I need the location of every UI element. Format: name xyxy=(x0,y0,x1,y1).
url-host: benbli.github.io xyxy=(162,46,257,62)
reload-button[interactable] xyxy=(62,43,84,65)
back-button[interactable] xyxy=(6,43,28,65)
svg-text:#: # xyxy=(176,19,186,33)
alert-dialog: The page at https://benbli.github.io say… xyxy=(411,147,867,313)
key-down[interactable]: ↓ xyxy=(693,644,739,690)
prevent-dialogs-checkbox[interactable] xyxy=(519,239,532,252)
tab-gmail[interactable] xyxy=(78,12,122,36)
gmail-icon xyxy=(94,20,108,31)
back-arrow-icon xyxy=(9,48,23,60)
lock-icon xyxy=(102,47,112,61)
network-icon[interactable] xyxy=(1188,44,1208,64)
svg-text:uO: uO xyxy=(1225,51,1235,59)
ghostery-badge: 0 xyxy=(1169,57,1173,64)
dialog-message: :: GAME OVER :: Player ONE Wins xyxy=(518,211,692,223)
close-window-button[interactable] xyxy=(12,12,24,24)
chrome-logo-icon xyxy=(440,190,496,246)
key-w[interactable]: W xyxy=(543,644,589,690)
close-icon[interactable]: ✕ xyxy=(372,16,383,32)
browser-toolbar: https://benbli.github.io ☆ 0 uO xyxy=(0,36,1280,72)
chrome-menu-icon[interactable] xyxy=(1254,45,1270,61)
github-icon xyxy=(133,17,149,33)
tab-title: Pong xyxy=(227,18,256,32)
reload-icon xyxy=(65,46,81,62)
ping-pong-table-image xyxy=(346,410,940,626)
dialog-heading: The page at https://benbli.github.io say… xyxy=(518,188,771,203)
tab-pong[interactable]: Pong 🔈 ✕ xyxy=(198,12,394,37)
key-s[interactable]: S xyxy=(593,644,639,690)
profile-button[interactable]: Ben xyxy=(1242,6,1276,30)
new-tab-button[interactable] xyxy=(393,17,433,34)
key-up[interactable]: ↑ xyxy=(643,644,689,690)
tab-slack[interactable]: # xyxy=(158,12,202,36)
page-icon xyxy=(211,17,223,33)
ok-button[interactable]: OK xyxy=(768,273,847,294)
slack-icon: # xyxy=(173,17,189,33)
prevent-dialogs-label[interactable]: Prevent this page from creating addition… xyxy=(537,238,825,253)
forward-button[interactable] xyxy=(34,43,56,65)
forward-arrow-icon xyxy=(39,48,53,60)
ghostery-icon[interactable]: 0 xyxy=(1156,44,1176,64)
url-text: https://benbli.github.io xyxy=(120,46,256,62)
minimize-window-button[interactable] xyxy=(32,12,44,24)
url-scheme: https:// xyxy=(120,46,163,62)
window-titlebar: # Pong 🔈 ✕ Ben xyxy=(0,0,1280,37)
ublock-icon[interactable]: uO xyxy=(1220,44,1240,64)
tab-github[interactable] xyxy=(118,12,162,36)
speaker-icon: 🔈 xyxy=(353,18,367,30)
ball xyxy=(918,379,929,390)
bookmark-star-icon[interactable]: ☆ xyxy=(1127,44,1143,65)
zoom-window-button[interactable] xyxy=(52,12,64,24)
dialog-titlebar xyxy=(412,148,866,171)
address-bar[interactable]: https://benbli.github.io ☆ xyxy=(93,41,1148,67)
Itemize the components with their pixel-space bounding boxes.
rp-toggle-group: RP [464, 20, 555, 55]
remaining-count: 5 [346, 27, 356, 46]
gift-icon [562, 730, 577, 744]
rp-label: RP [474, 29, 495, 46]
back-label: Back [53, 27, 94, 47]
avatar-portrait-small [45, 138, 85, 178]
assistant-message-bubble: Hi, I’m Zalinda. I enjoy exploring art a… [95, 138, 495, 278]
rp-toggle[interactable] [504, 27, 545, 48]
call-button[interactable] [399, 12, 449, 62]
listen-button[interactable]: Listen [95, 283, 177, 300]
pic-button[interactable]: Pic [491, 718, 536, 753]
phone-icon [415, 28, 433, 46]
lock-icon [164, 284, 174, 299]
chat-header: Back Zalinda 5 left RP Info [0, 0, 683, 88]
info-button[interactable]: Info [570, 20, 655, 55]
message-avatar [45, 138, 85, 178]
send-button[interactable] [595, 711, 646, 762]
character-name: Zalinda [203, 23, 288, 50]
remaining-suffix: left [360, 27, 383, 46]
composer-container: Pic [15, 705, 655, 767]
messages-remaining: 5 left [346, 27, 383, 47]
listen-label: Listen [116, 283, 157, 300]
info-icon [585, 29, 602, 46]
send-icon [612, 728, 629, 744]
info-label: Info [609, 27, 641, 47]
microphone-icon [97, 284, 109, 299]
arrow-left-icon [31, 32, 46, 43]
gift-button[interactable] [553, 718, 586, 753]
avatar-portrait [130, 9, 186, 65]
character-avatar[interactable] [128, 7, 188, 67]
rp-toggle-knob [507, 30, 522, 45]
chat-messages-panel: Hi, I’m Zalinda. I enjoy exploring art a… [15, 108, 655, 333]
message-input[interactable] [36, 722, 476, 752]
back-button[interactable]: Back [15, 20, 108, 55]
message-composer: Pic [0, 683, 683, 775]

-----

● **Problem**
Recast each line of the rows above as a Markdown table with the columns Line No. and Text, leaving out any blank lines.

● **Answer to the problem**
| Line No. | Text |
|---|---|
| 1 | I need the location of every UI element. Format: name xyxy=(x0,y0,x1,y1). |
| 2 | url-host: benbli.github.io xyxy=(162,46,257,62) |
| 3 | reload-button[interactable] xyxy=(62,43,84,65) |
| 4 | back-button[interactable] xyxy=(6,43,28,65) |
| 5 | svg-text:#: # xyxy=(176,19,186,33) |
| 6 | alert-dialog: The page at https://benbli.github.io say… xyxy=(411,147,867,313) |
| 7 | key-down[interactable]: ↓ xyxy=(693,644,739,690) |
| 8 | prevent-dialogs-checkbox[interactable] xyxy=(519,239,532,252) |
| 9 | tab-gmail[interactable] xyxy=(78,12,122,36) |
| 10 | gmail-icon xyxy=(94,20,108,31) |
| 11 | back-arrow-icon xyxy=(9,48,23,60) |
| 12 | lock-icon xyxy=(102,47,112,61) |
| 13 | network-icon[interactable] xyxy=(1188,44,1208,64) |
| 14 | svg-text:uO: uO xyxy=(1225,51,1235,59) |
| 15 | ghostery-badge: 0 xyxy=(1169,57,1173,64) |
| 16 | dialog-message: :: GAME OVER :: Player ONE Wins xyxy=(518,211,692,223) |
| 17 | close-window-button[interactable] xyxy=(12,12,24,24) |
| 18 | chrome-logo-icon xyxy=(440,190,496,246) |
| 19 | key-w[interactable]: W xyxy=(543,644,589,690) |
| 20 | close-icon[interactable]: ✕ xyxy=(372,16,383,32) |
| 21 | browser-toolbar: https://benbli.github.io ☆ 0 uO xyxy=(0,36,1280,72) |
| 22 | chrome-menu-icon[interactable] xyxy=(1254,45,1270,61) |
| 23 | github-icon xyxy=(133,17,149,33) |
| 24 | tab-title: Pong xyxy=(227,18,256,32) |
| 25 | reload-icon xyxy=(65,46,81,62) |
| 26 | ping-pong-table-image xyxy=(346,410,940,626) |
| 27 | dialog-heading: The page at https://benbli.github.io say… xyxy=(518,188,771,203) |
| 28 | tab-pong[interactable]: Pong 🔈 ✕ xyxy=(198,12,394,37) |
| 29 | key-s[interactable]: S xyxy=(593,644,639,690) |
| 30 | profile-button[interactable]: Ben xyxy=(1242,6,1276,30) |
| 31 | new-tab-button[interactable] xyxy=(393,17,433,34) |
| 32 | key-up[interactable]: ↑ xyxy=(643,644,689,690) |
| 33 | tab-slack[interactable]: # xyxy=(158,12,202,36) |
| 34 | page-icon xyxy=(211,17,223,33) |
| 35 | ok-button[interactable]: OK xyxy=(768,273,847,294) |
| 36 | slack-icon: # xyxy=(173,17,189,33) |
| 37 | prevent-dialogs-label[interactable]: Prevent this page from creating addition… xyxy=(537,238,825,253) |
| 38 | forward-button[interactable] xyxy=(34,43,56,65) |
| 39 | forward-arrow-icon xyxy=(39,48,53,60) |
| 40 | ghostery-icon[interactable]: 0 xyxy=(1156,44,1176,64) |
| 41 | url-text: https://benbli.github.io xyxy=(120,46,256,62) |
| 42 | minimize-window-button[interactable] xyxy=(32,12,44,24) |
| 43 | url-scheme: https:// xyxy=(120,46,163,62) |
| 44 | window-titlebar: # Pong 🔈 ✕ Ben xyxy=(0,0,1280,37) |
| 45 | ublock-icon[interactable]: uO xyxy=(1220,44,1240,64) |
| 46 | tab-github[interactable] xyxy=(118,12,162,36) |
| 47 | speaker-icon: 🔈 xyxy=(353,18,367,30) |
| 48 | ball xyxy=(918,379,929,390) |
| 49 | bookmark-star-icon[interactable]: ☆ xyxy=(1127,44,1143,65) |
| 50 | zoom-window-button[interactable] xyxy=(52,12,64,24) |
| 51 | dialog-titlebar xyxy=(412,148,866,171) |
| 52 | address-bar[interactable]: https://benbli.github.io ☆ xyxy=(93,41,1148,67) |
| 53 | Itemize the components with their pixel-space bounding boxes. |
| 54 | rp-toggle-group: RP [464, 20, 555, 55] |
| 55 | remaining-count: 5 [346, 27, 356, 46] |
| 56 | gift-icon [562, 730, 577, 744] |
| 57 | rp-label: RP [474, 29, 495, 46] |
| 58 | back-label: Back [53, 27, 94, 47] |
| 59 | avatar-portrait-small [45, 138, 85, 178] |
| 60 | assistant-message-bubble: Hi, I’m Zalinda. I enjoy exploring art a… [95, 138, 495, 278] |
| 61 | rp-toggle[interactable] [504, 27, 545, 48] |
| 62 | call-button[interactable] [399, 12, 449, 62] |
| 63 | listen-button[interactable]: Listen [95, 283, 177, 300] |
| 64 | pic-button[interactable]: Pic [491, 718, 536, 753] |
| 65 | phone-icon [415, 28, 433, 46] |
| 66 | lock-icon [164, 284, 174, 299] |
| 67 | chat-header: Back Zalinda 5 left RP Info [0, 0, 683, 88] |
| 68 | info-button[interactable]: Info [570, 20, 655, 55] |
| 69 | message-avatar [45, 138, 85, 178] |
| 70 | send-button[interactable] [595, 711, 646, 762] |
| 71 | character-name: Zalinda [203, 23, 288, 50] |
| 72 | remaining-suffix: left [360, 27, 383, 46] |
| 73 | composer-container: Pic [15, 705, 655, 767] |
| 74 | messages-remaining: 5 left [346, 27, 383, 47] |
| 75 | listen-label: Listen [116, 283, 157, 300] |
| 76 | info-icon [585, 29, 602, 46] |
| 77 | send-icon [612, 728, 629, 744] |
| 78 | info-label: Info [609, 27, 641, 47] |
| 79 | microphone-icon [97, 284, 109, 299] |
| 80 | arrow-left-icon [31, 32, 46, 43] |
| 81 | gift-button[interactable] [553, 718, 586, 753] |
| 82 | avatar-portrait [130, 9, 186, 65] |
| 83 | character-avatar[interactable] [128, 7, 188, 67] |
| 84 | rp-toggle-knob [507, 30, 522, 45] |
| 85 | chat-messages-panel: Hi, I’m Zalinda. I enjoy exploring art a… [15, 108, 655, 333] |
| 86 | message-input[interactable] [36, 722, 476, 752] |
| 87 | back-button[interactable]: Back [15, 20, 108, 55] |
| 88 | message-composer: Pic [0, 683, 683, 775] |